> **STATED TASK**
Below are some records; repeat them all exactly, minus the pictures.

> **RECORDED INFORMATION**
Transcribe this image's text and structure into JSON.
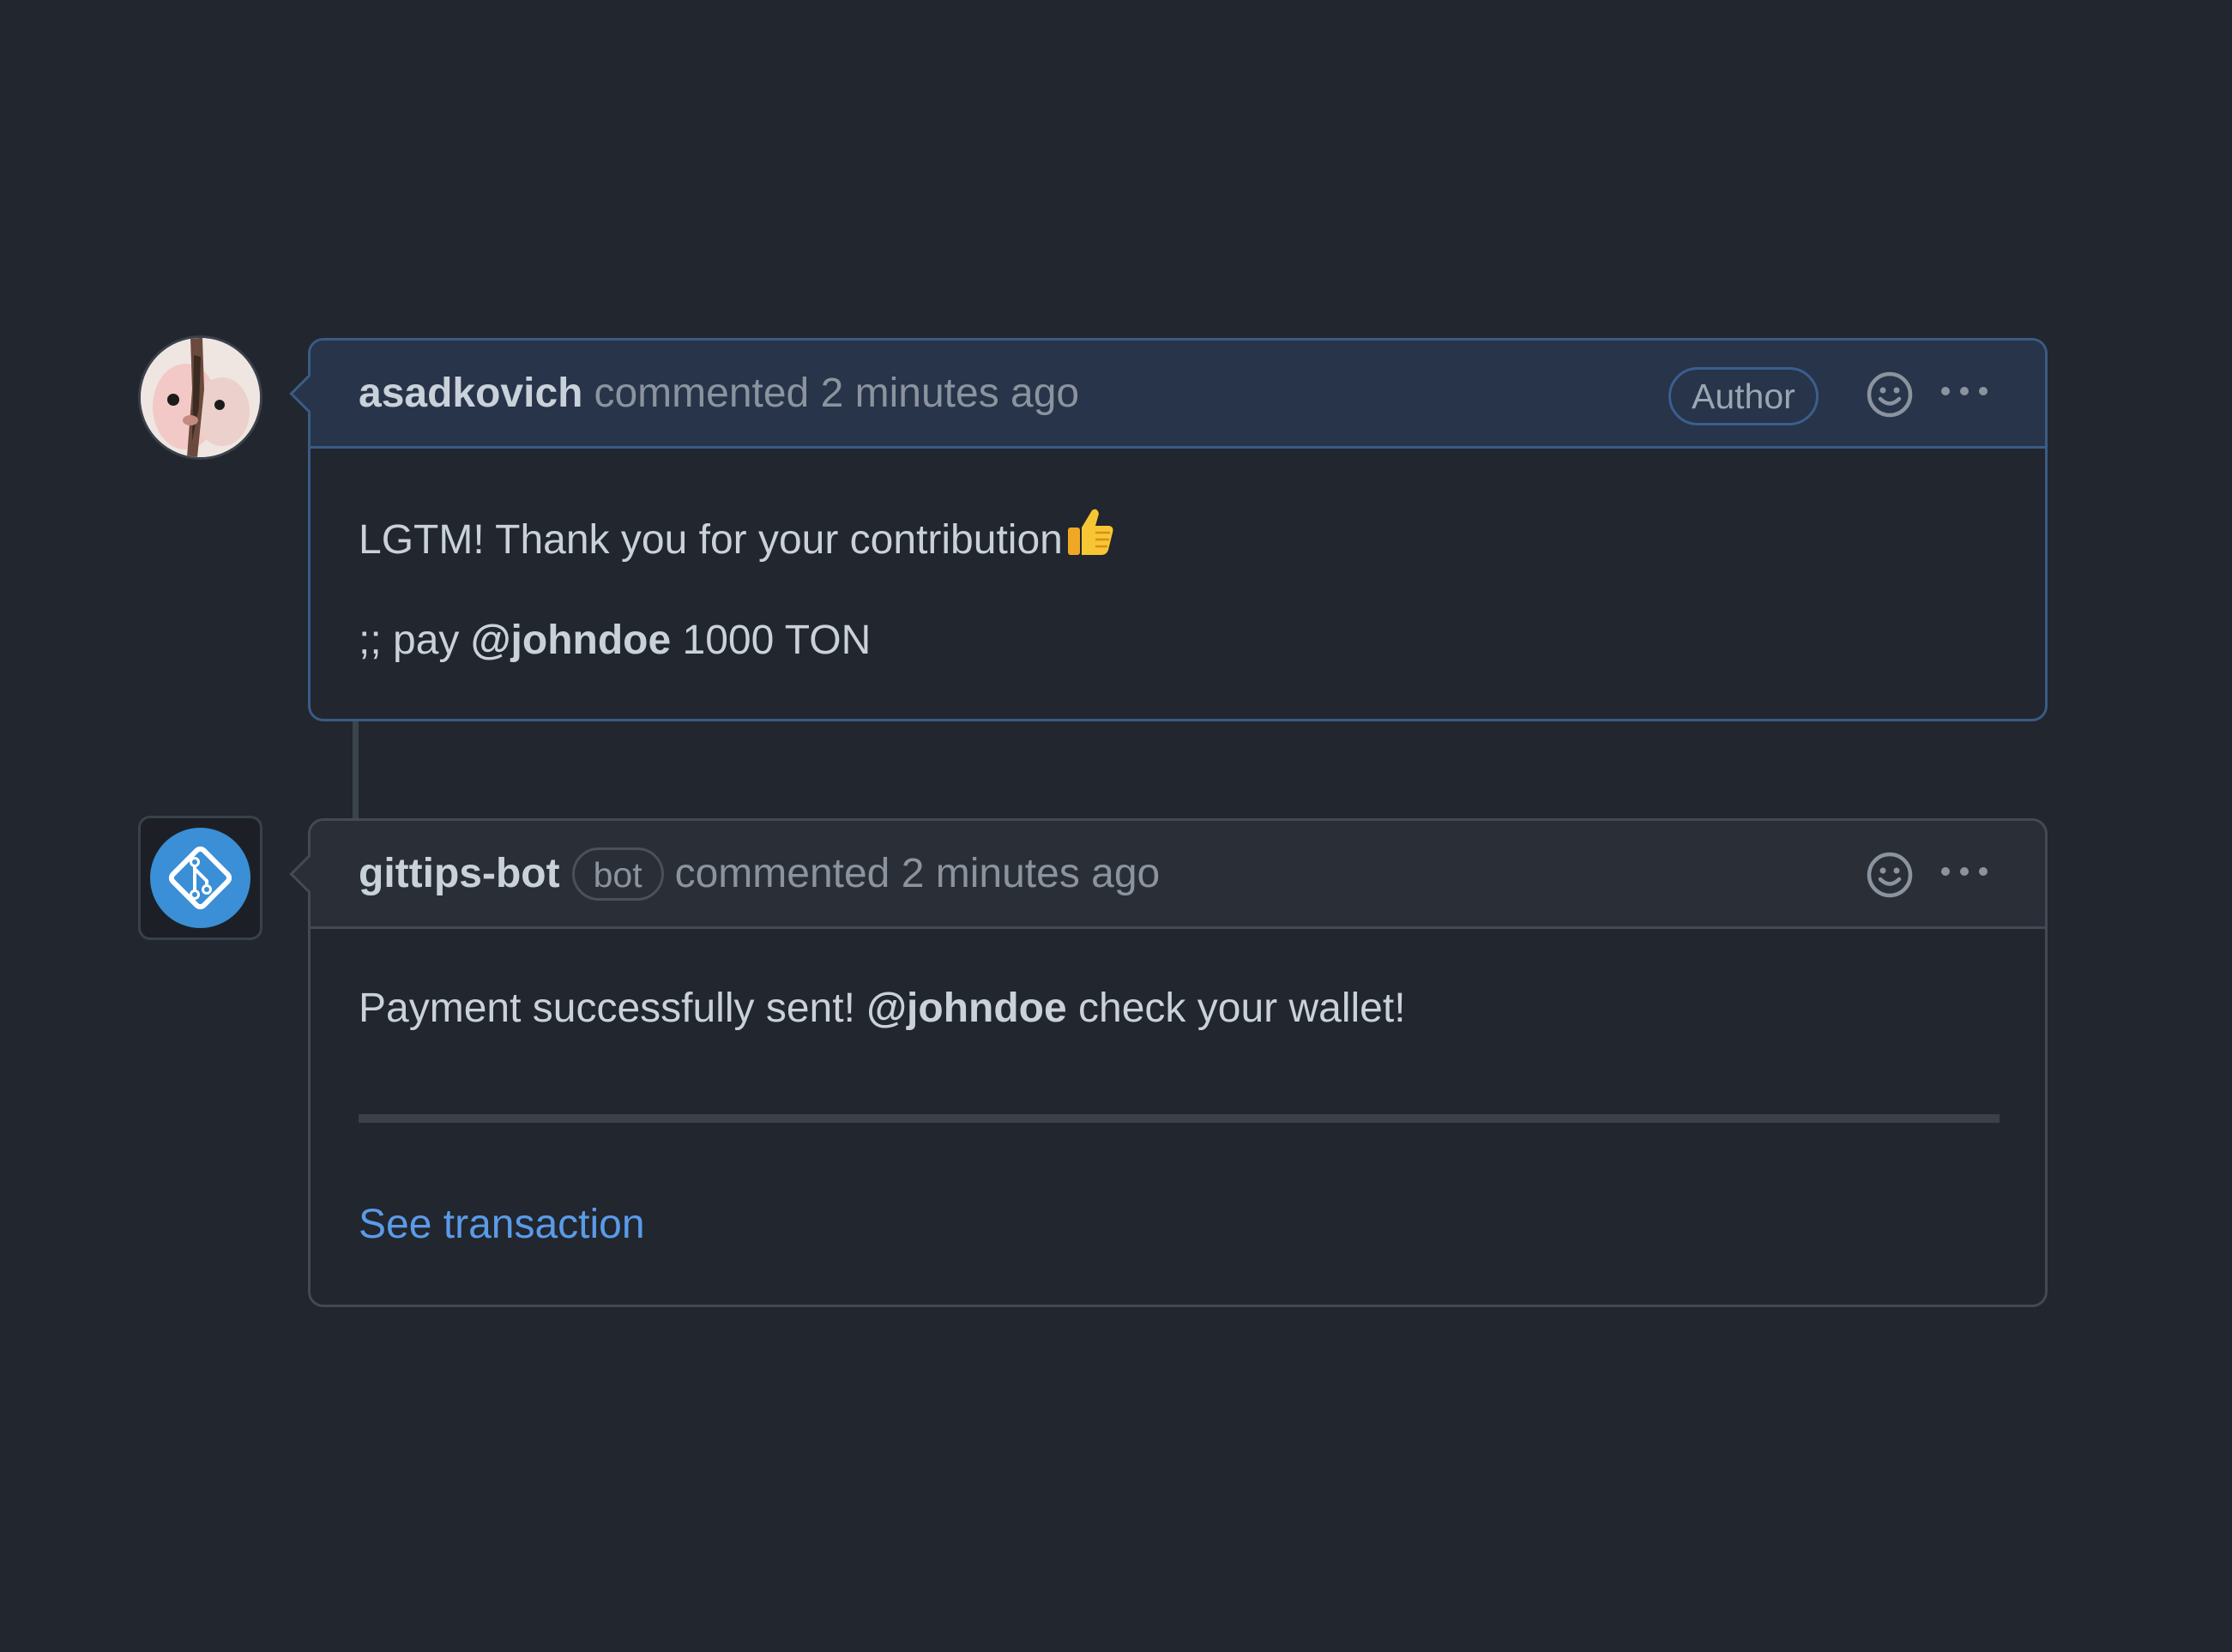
{
  "comments": [
    {
      "username": "asadkovich",
      "meta": "commented 2 minutes ago",
      "badge": "Author",
      "body": {
        "line1": "LGTM! Thank you for your contribution",
        "line1_emoji": "thumbs-up-icon",
        "line2_prefix": ";; pay",
        "line2_mention": "@johndoe",
        "line2_suffix": "1000 TON"
      }
    },
    {
      "username": "gittips-bot",
      "bot_badge": "bot",
      "meta": "commented 2 minutes ago",
      "body": {
        "text_before": "Payment successfully sent!",
        "mention": "@johndoe",
        "text_after": "check your wallet!",
        "link": "See transaction"
      }
    }
  ],
  "icons": {
    "reaction": "smiley-icon",
    "more": "kebab-horizontal-icon",
    "bot_avatar": "git-diamond-icon"
  },
  "colors": {
    "background": "#22262e",
    "author_header": "#27344a",
    "author_border": "#3b5b85",
    "link": "#5a9be9",
    "bot_avatar": "#3a8fd6"
  }
}
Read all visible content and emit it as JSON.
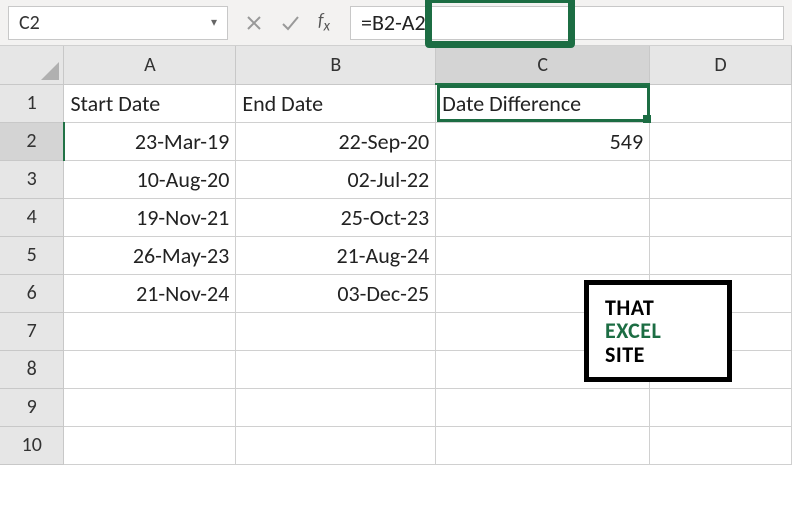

> **EXERCISE ANSWER**
Transcribe this image's text and structure into JSON.
{
  "comments": [
    {
      "username": "asadkovich",
      "meta": "commented 2 minutes ago",
      "badge": "Author",
      "body": {
        "line1": "LGTM! Thank you for your contribution",
        "line1_emoji": "thumbs-up-icon",
        "line2_prefix": ";; pay",
        "line2_mention": "@johndoe",
        "line2_suffix": "1000 TON"
      }
    },
    {
      "username": "gittips-bot",
      "bot_badge": "bot",
      "meta": "commented 2 minutes ago",
      "body": {
        "text_before": "Payment successfully sent!",
        "mention": "@johndoe",
        "text_after": "check your wallet!",
        "link": "See transaction"
      }
    }
  ],
  "icons": {
    "reaction": "smiley-icon",
    "more": "kebab-horizontal-icon",
    "bot_avatar": "git-diamond-icon"
  },
  "colors": {
    "background": "#22262e",
    "author_header": "#27344a",
    "author_border": "#3b5b85",
    "link": "#5a9be9",
    "bot_avatar": "#3a8fd6"
  }
}
Read all visible content and emit it as JSON.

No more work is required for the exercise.